• WHAT IS ASKED
Pull out every line below containing the word "Preis".

Stored dataset items:
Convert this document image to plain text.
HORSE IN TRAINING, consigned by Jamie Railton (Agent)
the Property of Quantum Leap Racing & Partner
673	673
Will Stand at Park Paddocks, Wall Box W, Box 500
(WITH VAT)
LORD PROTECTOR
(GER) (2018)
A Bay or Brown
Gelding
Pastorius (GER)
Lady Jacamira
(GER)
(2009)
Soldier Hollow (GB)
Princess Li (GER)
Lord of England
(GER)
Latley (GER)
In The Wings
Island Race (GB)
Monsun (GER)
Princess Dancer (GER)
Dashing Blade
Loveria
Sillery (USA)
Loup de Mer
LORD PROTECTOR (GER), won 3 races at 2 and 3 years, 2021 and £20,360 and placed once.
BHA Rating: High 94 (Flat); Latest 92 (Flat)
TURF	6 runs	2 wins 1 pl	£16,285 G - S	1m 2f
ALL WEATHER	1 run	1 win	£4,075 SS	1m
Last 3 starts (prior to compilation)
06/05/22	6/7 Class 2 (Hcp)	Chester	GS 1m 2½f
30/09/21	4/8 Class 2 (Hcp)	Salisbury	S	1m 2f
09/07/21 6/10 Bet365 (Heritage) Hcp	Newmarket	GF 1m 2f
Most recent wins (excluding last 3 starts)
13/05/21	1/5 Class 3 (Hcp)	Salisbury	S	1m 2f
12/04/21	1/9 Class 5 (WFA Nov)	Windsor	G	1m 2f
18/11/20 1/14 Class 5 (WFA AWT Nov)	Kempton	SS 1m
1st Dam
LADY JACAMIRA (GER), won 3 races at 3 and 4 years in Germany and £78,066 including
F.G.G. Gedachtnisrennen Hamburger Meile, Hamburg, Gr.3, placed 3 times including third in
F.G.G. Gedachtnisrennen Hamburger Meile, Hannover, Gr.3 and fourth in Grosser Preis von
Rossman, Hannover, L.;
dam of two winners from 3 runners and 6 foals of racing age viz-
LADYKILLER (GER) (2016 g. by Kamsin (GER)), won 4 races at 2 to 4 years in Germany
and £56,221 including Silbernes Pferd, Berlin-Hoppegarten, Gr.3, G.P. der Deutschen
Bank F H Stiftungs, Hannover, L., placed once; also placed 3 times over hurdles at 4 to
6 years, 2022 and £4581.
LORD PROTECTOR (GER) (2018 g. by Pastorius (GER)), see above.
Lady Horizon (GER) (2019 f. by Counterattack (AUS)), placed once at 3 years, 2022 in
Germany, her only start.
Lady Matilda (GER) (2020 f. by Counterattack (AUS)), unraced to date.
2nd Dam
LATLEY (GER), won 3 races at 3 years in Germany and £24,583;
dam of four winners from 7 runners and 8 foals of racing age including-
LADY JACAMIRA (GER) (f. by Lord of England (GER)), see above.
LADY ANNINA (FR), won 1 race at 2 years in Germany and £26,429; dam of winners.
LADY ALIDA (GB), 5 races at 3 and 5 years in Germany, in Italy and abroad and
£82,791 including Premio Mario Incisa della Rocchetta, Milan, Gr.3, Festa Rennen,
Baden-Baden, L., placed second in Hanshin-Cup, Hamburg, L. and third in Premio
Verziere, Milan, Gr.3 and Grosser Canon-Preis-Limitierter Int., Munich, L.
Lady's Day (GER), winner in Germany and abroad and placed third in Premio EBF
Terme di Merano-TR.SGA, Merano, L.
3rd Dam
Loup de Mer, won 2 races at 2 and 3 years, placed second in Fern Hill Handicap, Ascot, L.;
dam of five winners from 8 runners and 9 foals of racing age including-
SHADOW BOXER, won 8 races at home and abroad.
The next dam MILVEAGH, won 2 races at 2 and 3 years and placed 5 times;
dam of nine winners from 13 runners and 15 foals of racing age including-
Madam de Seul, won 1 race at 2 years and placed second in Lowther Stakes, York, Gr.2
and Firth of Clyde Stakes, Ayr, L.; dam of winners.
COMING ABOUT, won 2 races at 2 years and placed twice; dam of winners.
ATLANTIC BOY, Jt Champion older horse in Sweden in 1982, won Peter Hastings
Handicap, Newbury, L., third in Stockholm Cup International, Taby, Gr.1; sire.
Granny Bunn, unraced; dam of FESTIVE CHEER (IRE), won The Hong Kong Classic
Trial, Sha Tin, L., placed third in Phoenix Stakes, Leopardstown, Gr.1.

• WRITTEN RESPONSE
F.G.G. Gedachtnisrennen Hamburger Meile, Hannover, Gr.3 and fourth in Grosser Preis von
Verziere, Milan, Gr.3 and Grosser Canon-Preis-Limitierter Int., Munich, L.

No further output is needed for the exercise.